• [TASK DETAILS]: Copy the listing below in full and skip every picture.

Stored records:
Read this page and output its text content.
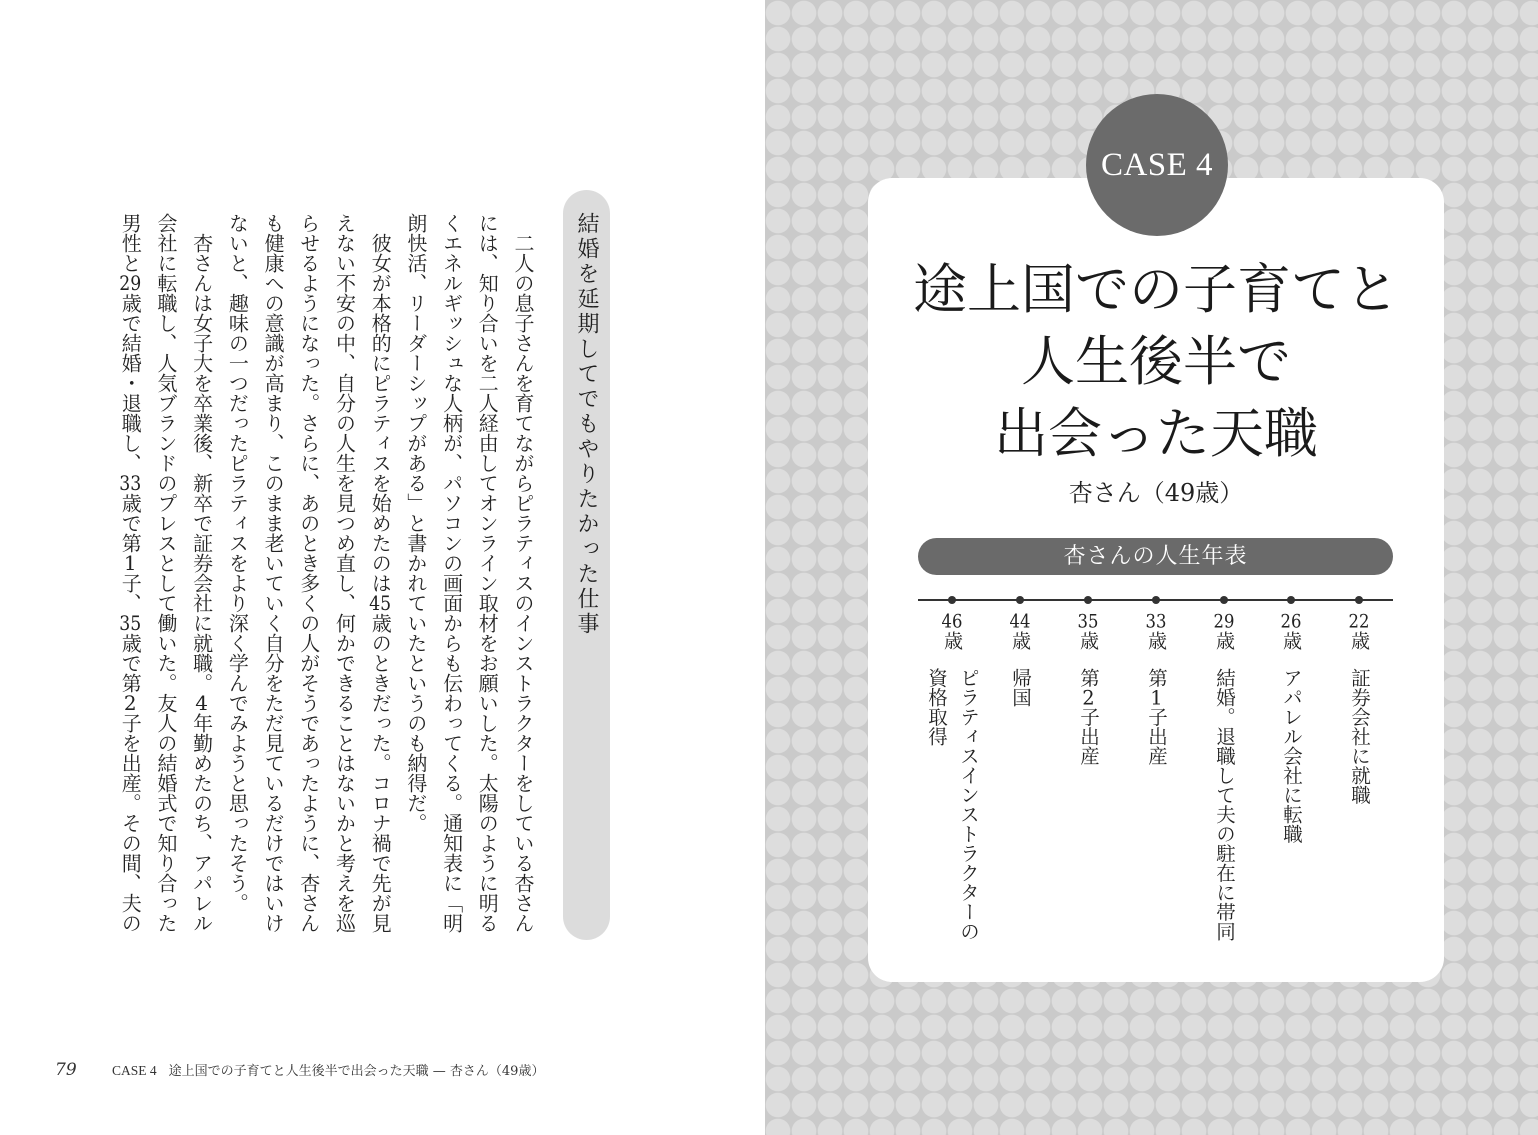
結婚を延期してでもやりたかった仕事
二人の息子さんを育てながらピラティスのインストラクターをしている杏さん
には、知り合いを二人経由してオンライン取材をお願いした。太陽のように明る
くエネルギッシュな人柄が、パソコンの画面からも伝わってくる。通知表に「明
朗快活、リーダーシップがある」と書かれていたというのも納得だ。
彼女が本格的にピラティスを始めたのは45歳のときだった。コロナ禍で先が見
えない不安の中、自分の人生を見つめ直し、何かできることはないかと考えを巡
らせるようになった。さらに、あのとき多くの人がそうであったように、杏さん
も健康への意識が高まり、このまま老いていく自分をただ見ているだけではいけ
ないと、趣味の一つだったピラティスをより深く学んでみようと思ったそう。
杏さんは女子大を卒業後、新卒で証券会社に就職。4年勤めたのち、アパレル
会社に転職し、人気ブランドのプレスとして働いた。友人の結婚式で知り合った
男性と29歳で結婚・退職し、33歳で第1子、35歳で第2子を出産。その間、夫の
79	CASE 4 途上国での子育てと人生後半で出会った天職 — 杏さん（49歳）
CASE 4
途上国での子育てと
人生後半で
出会った天職
杏さん（49歳）
杏さんの人生年表
22歳
証券会社に就職
26歳
アパレル会社に転職
29歳
結婚。退職して夫の駐在に帯同
33歳
第1子出産
35歳
第2子出産
44歳
帰国
46歳
ピラティスインストラクターの資格取得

• [FULL SOLUTION]:
Read this page and output its text content.
結婚を延期してでもやりたかった仕事
二人の息子さんを育てながらピラティスのインストラクターをしている杏さん
には、知り合いを二人経由してオンライン取材をお願いした。太陽のように明る
くエネルギッシュな人柄が、パソコンの画面からも伝わってくる。通知表に「明
朗快活、リーダーシップがある」と書かれていたというのも納得だ。
彼女が本格的にピラティスを始めたのは45歳のときだった。コロナ禍で先が見
えない不安の中、自分の人生を見つめ直し、何かできることはないかと考えを巡
らせるようになった。さらに、あのとき多くの人がそうであったように、杏さん
も健康への意識が高まり、このまま老いていく自分をただ見ているだけではいけ
ないと、趣味の一つだったピラティスをより深く学んでみようと思ったそう。
杏さんは女子大を卒業後、新卒で証券会社に就職。4年勤めたのち、アパレル
会社に転職し、人気ブランドのプレスとして働いた。友人の結婚式で知り合った
男性と29歳で結婚・退職し、33歳で第1子、35歳で第2子を出産。その間、夫の
79	CASE 4 途上国での子育てと人生後半で出会った天職 — 杏さん（49歳）
CASE 4
途上国での子育てと
人生後半で
出会った天職
杏さん（49歳）
杏さんの人生年表
22歳
証券会社に就職
26歳
アパレル会社に転職
29歳
結婚。退職して夫の駐在に帯同
33歳
第1子出産
35歳
第2子出産
44歳
帰国
46歳
ピラティスインストラクターの資格取得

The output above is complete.